**Written problem**
The lines to be extracted begin at the line containing "Decode this image" and end at the last line of the data below; copy them exactly and leave out the pictures.

*** Source material ***

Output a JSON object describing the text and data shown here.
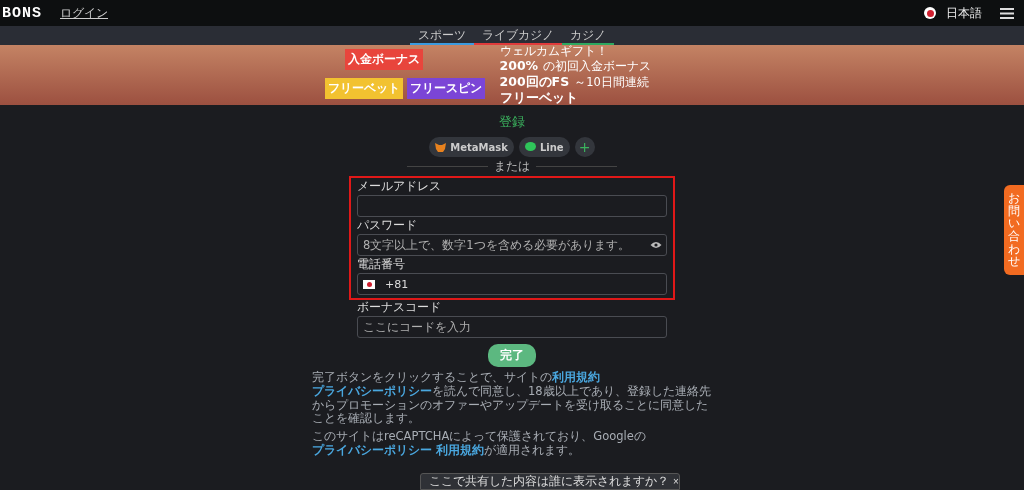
{
  "header": {
    "logo": "BONS",
    "login_link": "ログイン",
    "language": "日本語"
  },
  "category_tabs": [
    {
      "label": "スポーツ",
      "color": "#3b9be0"
    },
    {
      "label": "ライブカジノ",
      "color": "#e03b3b"
    },
    {
      "label": "カジノ",
      "color": "#2ea860"
    }
  ],
  "banner": {
    "badges": [
      {
        "label": "入金ボーナス",
        "color": "#e8453c"
      },
      {
        "label": "フリーベット",
        "color": "#f2c230"
      },
      {
        "label": "フリースピン",
        "color": "#7b45d6"
      }
    ],
    "subtitle": "ウェルカムギフト！",
    "lines": [
      {
        "big": "200%",
        "small": "の初回入金ボーナス"
      },
      {
        "big": "200回のFS",
        "small": "～10日間連続"
      },
      {
        "big": "フリーベット"
      }
    ]
  },
  "form": {
    "title": "登録",
    "social": [
      {
        "kind": "metamask",
        "label": "MetaMask"
      },
      {
        "kind": "line",
        "label": "Line"
      },
      {
        "kind": "more",
        "label": "+"
      }
    ],
    "divider": "または",
    "fields": [
      {
        "kind": "email",
        "label": "メールアドレス"
      },
      {
        "kind": "password",
        "label": "パスワード",
        "placeholder": "8文字以上で、数字1つを含める必要があります。"
      },
      {
        "kind": "phone",
        "label": "電話番号",
        "value": "+81"
      },
      {
        "kind": "text",
        "label": "ボーナスコード",
        "placeholder": "ここにコードを入力"
      }
    ],
    "submit": "完了",
    "terms": [
      {
        "text": "完了ボタンをクリックすることで、サイトの",
        "links": [
          "利用規約",
          "プライバシーポリシー"
        ],
        "rest": "を読んで同意し、18歳以上であり、登録した連絡先からプロモーションのオファーやアップデートを受け取ることに同意したことを確認します。"
      },
      {
        "text": "このサイトはreCAPTCHAによって保護されており、Googleの",
        "links": [
          "プライバシーポリシー",
          "利用規約"
        ],
        "rest": "が適用されます。"
      }
    ]
  },
  "contact_tab": "お問い合わせ",
  "popup": {
    "text": "ここで共有した内容は誰に表示されますか？",
    "close": "×"
  }
}
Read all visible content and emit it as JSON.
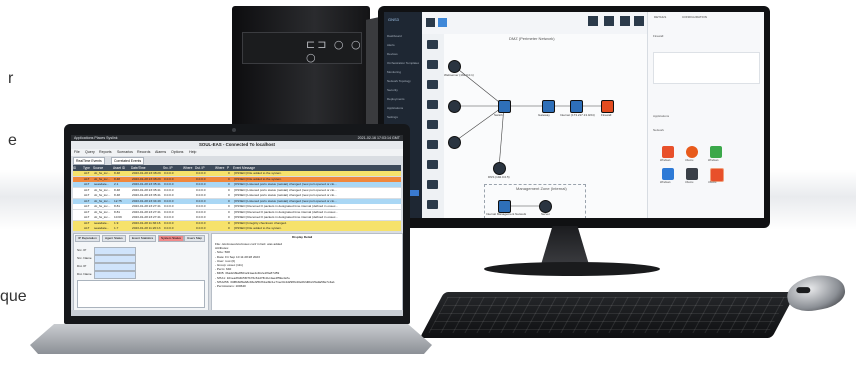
{
  "side_text": [
    "r",
    "e",
    "que"
  ],
  "desktop": {
    "sidebar": {
      "logo": "GNS3",
      "items": [
        "Dashboard",
        "Alerts",
        "Devices",
        "Orchestration Templates",
        "Monitoring",
        "Network Topology",
        "Security",
        "Deployments",
        "Applications",
        "Settings",
        "Support",
        "Manage users"
      ]
    },
    "canvas": {
      "title": "DMZ (Perimeter Network)",
      "lan_title": "Management Zone (Internal)",
      "nodes": [
        "Webserver (192.0.0.1)",
        "Switch",
        "Gateway",
        "Internet (173.217.13.0/24)",
        "Firewall",
        "DNS (192.0.0.5)",
        "Internal Management Network",
        "Server"
      ]
    },
    "props": {
      "tabs": [
        "DETAILS",
        "CONFIGURATION"
      ],
      "sections": [
        "Firewall",
        "Applications",
        "Network"
      ],
      "apps": [
        "Windows",
        "Ubuntu",
        "Windows",
        "Ubuntu",
        "Windows",
        "Ubuntu"
      ]
    }
  },
  "laptop": {
    "os_bar": {
      "left": "Applications  Places  Syslink",
      "right": "2021-02-16  17:03:14 GMT"
    },
    "window_title": "SOUL-EAS - Connected To localhost",
    "menu": [
      "File",
      "Query",
      "Reports",
      "Scenarios",
      "Records",
      "Alarms",
      "Options",
      "Help"
    ],
    "tabs": [
      "RealTime Events",
      "Correlated Events"
    ],
    "columns": [
      "ID",
      "Type",
      "Source",
      "Asset ID",
      "Date/Time",
      "Src. IP",
      "Where",
      "Dst. IP",
      "Where",
      "P",
      "Event Message"
    ],
    "rows": [
      {
        "type": "ALT",
        "source": "dc_fw_loc...",
        "asset": "8.48",
        "time": "2023-01-28 23:38:29",
        "src": "0.0.0.0",
        "dst": "0.0.0.0",
        "p": "0",
        "msg": "[OSSEC] File added to the system.",
        "color": "#f6e26b"
      },
      {
        "type": "ALT",
        "source": "dc_fw_loc...",
        "asset": "8.48",
        "time": "2023-01-28 23:38:29",
        "src": "0.0.0.0",
        "dst": "0.0.0.0",
        "p": "0",
        "msg": "[OSSEC] File added to the system.",
        "color": "#f0873c"
      },
      {
        "type": "ALT",
        "source": "seasdate...",
        "asset": "2.1",
        "time": "2023-01-28 23:35:41",
        "src": "0.0.0.0",
        "dst": "0.0.0.0",
        "p": "0",
        "msg": "[OSSEC] Listened ports status (netstat) changed (new port opened or clo...",
        "color": "#a9d7f5"
      },
      {
        "type": "ALT",
        "source": "dc_fw_loc...",
        "asset": "8.48",
        "time": "2023-01-28 23:35:41",
        "src": "0.0.0.0",
        "dst": "0.0.0.0",
        "p": "0",
        "msg": "[OSSEC] Listened ports status (netstat) changed (new port opened or clo...",
        "color": "#ffffff"
      },
      {
        "type": "ALT",
        "source": "dc_fw_loc...",
        "asset": "8.48",
        "time": "2023-01-28 23:35:41",
        "src": "0.0.0.0",
        "dst": "0.0.0.0",
        "p": "0",
        "msg": "[OSSEC] Listened ports status (netstat) changed (new port opened or clo...",
        "color": "#ffffff"
      },
      {
        "type": "ALT",
        "source": "dc_fw_loc...",
        "asset": "12.75",
        "time": "2023-01-28 23:34:49",
        "src": "0.0.0.0",
        "dst": "0.0.0.0",
        "p": "0",
        "msg": "[OSSEC] Listened ports status (netstat) changed (new port opened or clo...",
        "color": "#a9d7f5"
      },
      {
        "type": "ALT",
        "source": "dc_fw_loc...",
        "asset": "8.81",
        "time": "2023-01-28 23:27:41",
        "src": "0.0.0.0",
        "dst": "0.0.0.0",
        "p": "0",
        "msg": "[OSSEC] Received 0 packets in designated time interval (defined in ossec...",
        "color": "#ffffff"
      },
      {
        "type": "ALT",
        "source": "dc_fw_loc...",
        "asset": "8.81",
        "time": "2023-01-28 23:27:41",
        "src": "0.0.0.0",
        "dst": "0.0.0.0",
        "p": "0",
        "msg": "[OSSEC] Received 0 packets in designated time interval (defined in ossec...",
        "color": "#ffffff"
      },
      {
        "type": "ALT",
        "source": "dc_fw_loc...",
        "asset": "10.69",
        "time": "2023-01-28 23:27:41",
        "src": "0.0.0.0",
        "dst": "0.0.0.0",
        "p": "0",
        "msg": "[OSSEC] Received 0 packets in designated time interval (defined in ossec...",
        "color": "#ffffff"
      },
      {
        "type": "ALT",
        "source": "seasdate...",
        "asset": "1.9",
        "time": "2023-01-28 11:36:16",
        "src": "0.0.0.0",
        "dst": "0.0.0.0",
        "p": "0",
        "msg": "[OSSEC] Integrity checksum changed.",
        "color": "#f6e26b"
      },
      {
        "type": "ALT",
        "source": "seasdate...",
        "asset": "1.7",
        "time": "2023-01-28 11:20:13",
        "src": "0.0.0.0",
        "dst": "0.0.0.0",
        "p": "0",
        "msg": "[OSSEC] File added to the system.",
        "color": "#f6e26b"
      }
    ],
    "bottom_tabs": [
      "IP Reputation",
      "Agent Status",
      "Event Statistics",
      "System Status",
      "Users Map"
    ],
    "filter_labels": [
      "Src. IP",
      "Src. Name",
      "Dst. IP",
      "Dst. Name"
    ],
    "detail_title": "Display Detail",
    "detail_lines": [
      "File: /etc/ossec/etc/ossec.conf in fact: was added",
      "Attributes:",
      " - Size: 568",
      " - Date: Fri Sep 10 11:28:28 2023",
      " - User: root (0)",
      " - Group: ossec (111)",
      " - Perm: 640",
      " - MD5: 3ba42d9a9501e91ae4c4b2e1f9e87d59",
      " - SHA1: 101ea3f44b5f07b76c61d7fb41c4ae4f59e4a7e",
      " - SHA256: 34f8b8d5ab8c46ef25bf31a49c1e71ec0c4d29f8c40e0f2d0b2c5a9a58e7c4a1",
      " - Permissions: 100640"
    ]
  }
}
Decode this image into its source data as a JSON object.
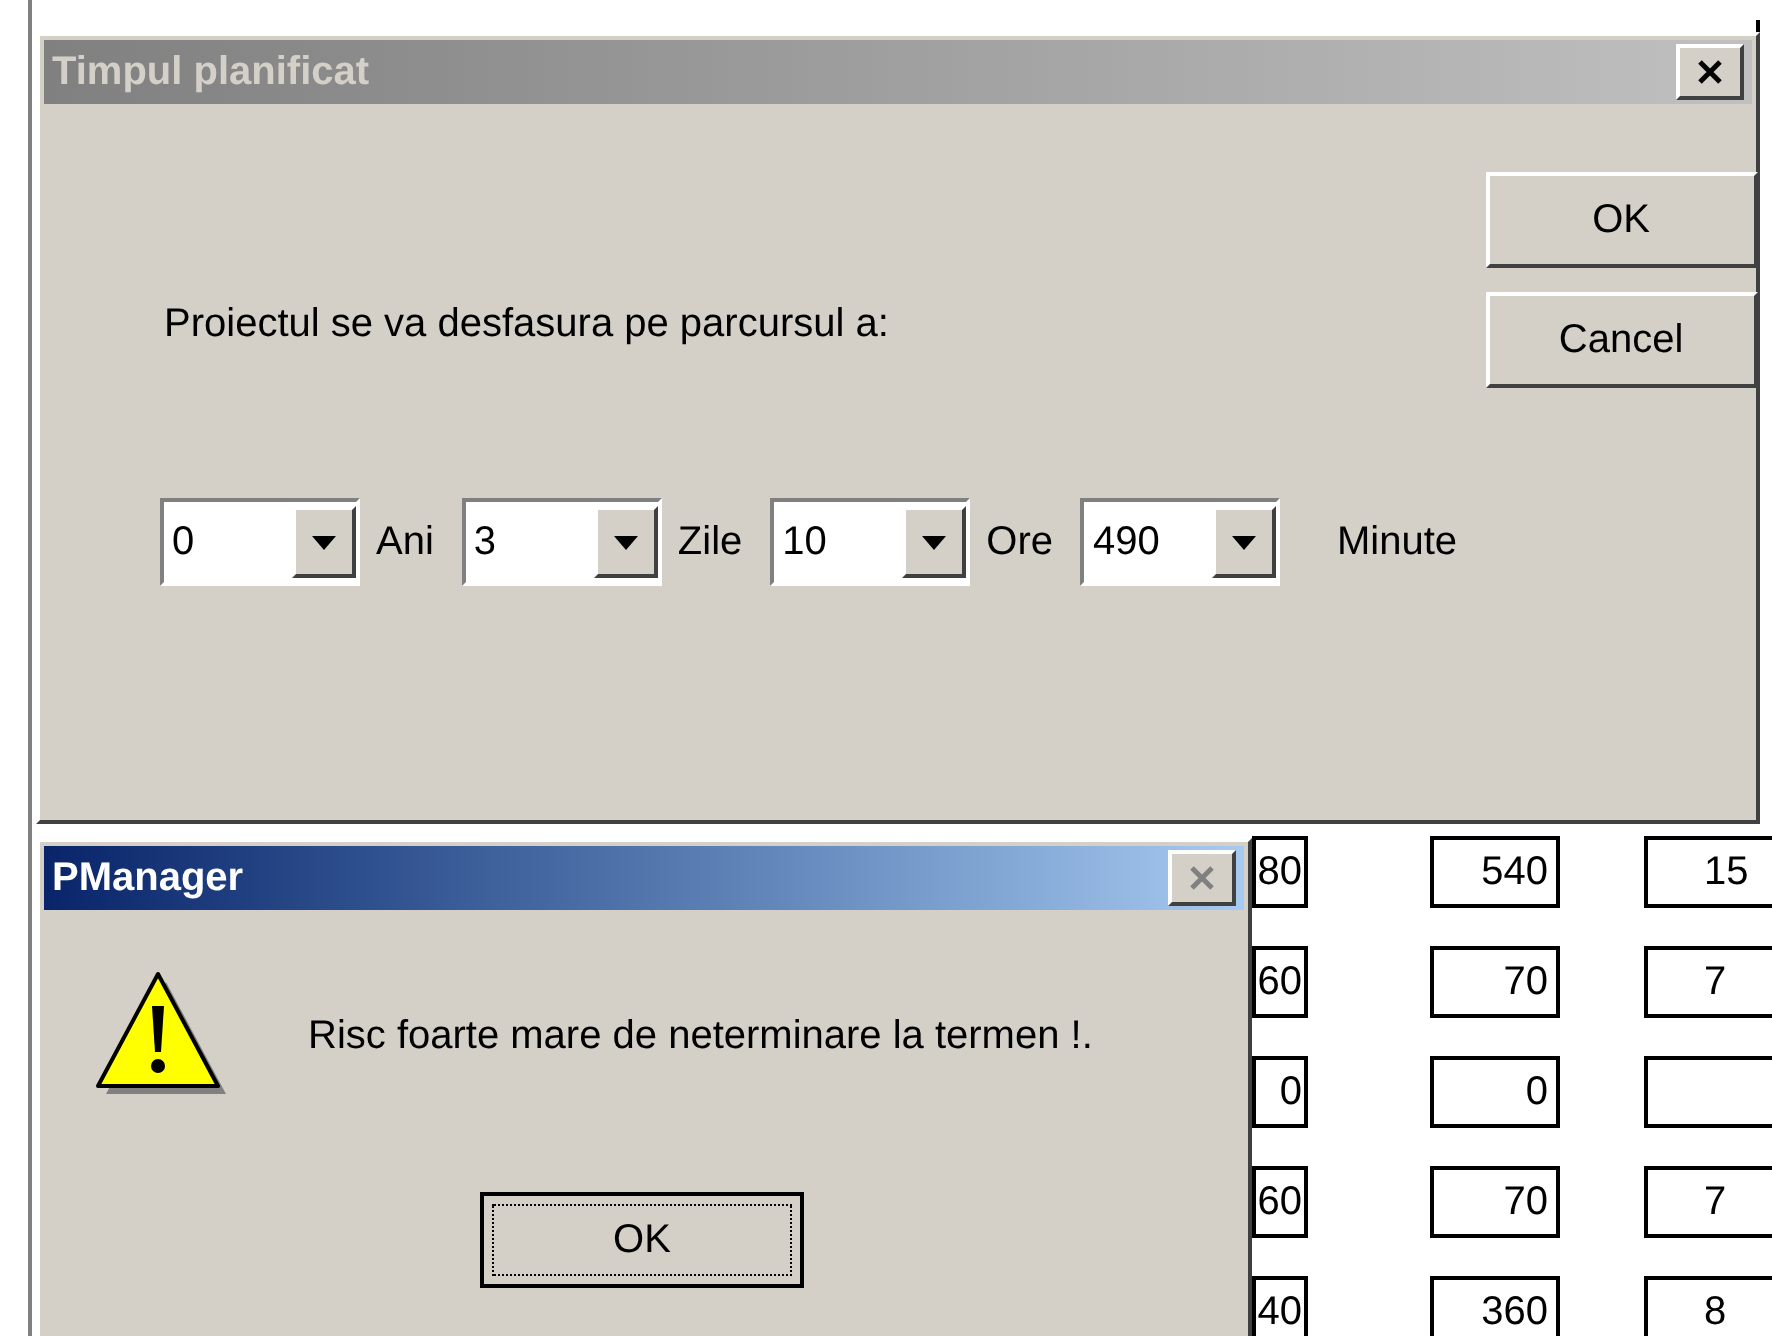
{
  "dialog": {
    "title": "Timpul planificat",
    "active": false,
    "prompt": "Proiectul se va desfasura pe parcursul a:",
    "buttons": [
      "OK",
      "Cancel"
    ],
    "durations": [
      {
        "value": "0",
        "unit": "Ani"
      },
      {
        "value": "3",
        "unit": "Zile"
      },
      {
        "value": "10",
        "unit": "Ore"
      },
      {
        "value": "490",
        "unit": "Minute"
      }
    ]
  },
  "message_box": {
    "title": "PManager",
    "active": true,
    "message": "Risc foarte mare de neterminare la termen !.",
    "button": "OK"
  },
  "background_table": {
    "rows": [
      {
        "column_1": "80",
        "column_2": "540",
        "column_3": "15"
      },
      {
        "column_1": "60",
        "column_2": "70",
        "column_3": "7"
      },
      {
        "column_1": "0",
        "column_2": "0"
      },
      {
        "column_1": "60",
        "column_2": "70",
        "column_3": "7"
      },
      {
        "column_1": "40",
        "column_2": "360",
        "column_3": "8"
      }
    ]
  }
}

***

**Task result**
Decode this image into its source data as a JSON object.
{
  "dialog": {
    "title": "Timpul planificat",
    "active": false,
    "prompt": "Proiectul se va desfasura pe parcursul a:",
    "buttons": [
      "OK",
      "Cancel"
    ],
    "durations": [
      {
        "value": "0",
        "unit": "Ani"
      },
      {
        "value": "3",
        "unit": "Zile"
      },
      {
        "value": "10",
        "unit": "Ore"
      },
      {
        "value": "490",
        "unit": "Minute"
      }
    ]
  },
  "message_box": {
    "title": "PManager",
    "active": true,
    "message": "Risc foarte mare de neterminare la termen !.",
    "button": "OK"
  },
  "background_table": {
    "rows": [
      {
        "column_1": "80",
        "column_2": "540",
        "column_3": "15"
      },
      {
        "column_1": "60",
        "column_2": "70",
        "column_3": "7"
      },
      {
        "column_1": "0",
        "column_2": "0"
      },
      {
        "column_1": "60",
        "column_2": "70",
        "column_3": "7"
      },
      {
        "column_1": "40",
        "column_2": "360",
        "column_3": "8"
      }
    ]
  }
}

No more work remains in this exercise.